-------- Exercise material --------

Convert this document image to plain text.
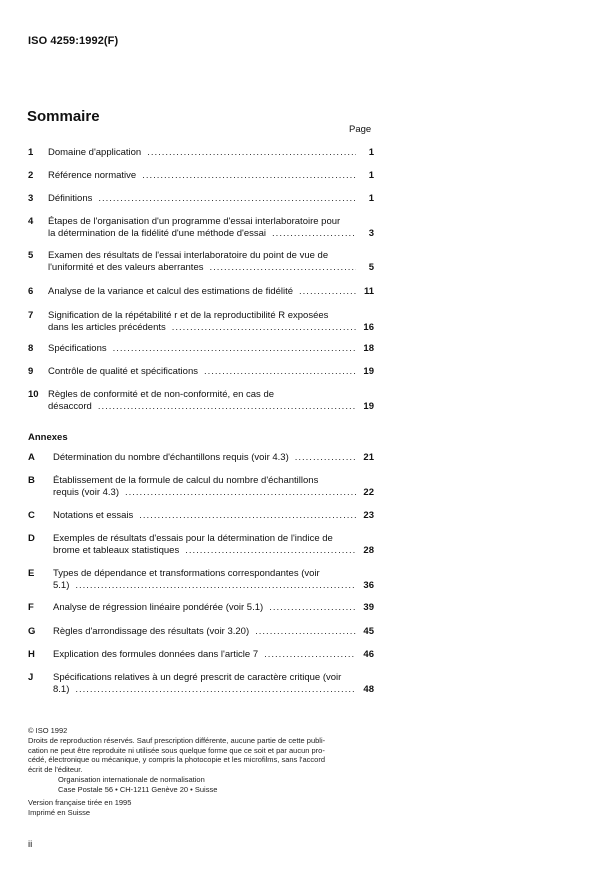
ISO 4259:1992(F)
Sommaire
Page
1 Domaine d'application .....	1
2 Référence normative .....	1
3 Définitions .....	1
4 Étapes de l'organisation d'un programme d'essai interlaboratoire pour
la détermination de la fidélité d'une méthode d'essai .....	3
5 Examen des résultats de l'essai interlaboratoire du point de vue de
l'uniformité et des valeurs aberrantes .....	5
6 Analyse de la variance et calcul des estimations de fidélité .....	11
7 Signification de la répétabilité r et de la reproductibilité R exposées
dans les articles précédents .....	16
8 Spécifications .....	18
9 Contrôle de qualité et spécifications .....	19
10 Règles de conformité et de non-conformité, en cas de
désaccord .....	19
Annexes
A Détermination du nombre d'échantillons requis (voir 4.3) .....	21
B Établissement de la formule de calcul du nombre d'échantillons
requis (voir 4.3) .....	22
C Notations et essais .....	23
D Exemples de résultats d'essais pour la détermination de l'indice de
brome et tableaux statistiques .....	28
E Types de dépendance et transformations correspondantes (voir
5.1) .....	36
F Analyse de régression linéaire pondérée (voir 5.1) .....	39
G Règles d'arrondissage des résultats (voir 3.20) .....	45
H Explication des formules données dans l'article 7 .....	46
J Spécifications relatives à un degré prescrit de caractère critique (voir
8.1) .....	48
© ISO 1992
Droits de reproduction réservés. Sauf prescription différente, aucune partie de cette publi-
cation ne peut être reproduite ni utilisée sous quelque forme que ce soit et par aucun pro-
cédé, électronique ou mécanique, y compris la photocopie et les microfilms, sans l'accord
écrit de l'éditeur.
Organisation internationale de normalisation
Case Postale 56 • CH-1211 Genève 20 • Suisse
Version française tirée en 1995
Imprimé en Suisse
ii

--------

**Goal of the exercise:** List all lines in the material containing the string "calcul".

**Written answer:**
6 Analyse de la variance et calcul des estimations de fidélité .....	11
B Établissement de la formule de calcul du nombre d'échantillons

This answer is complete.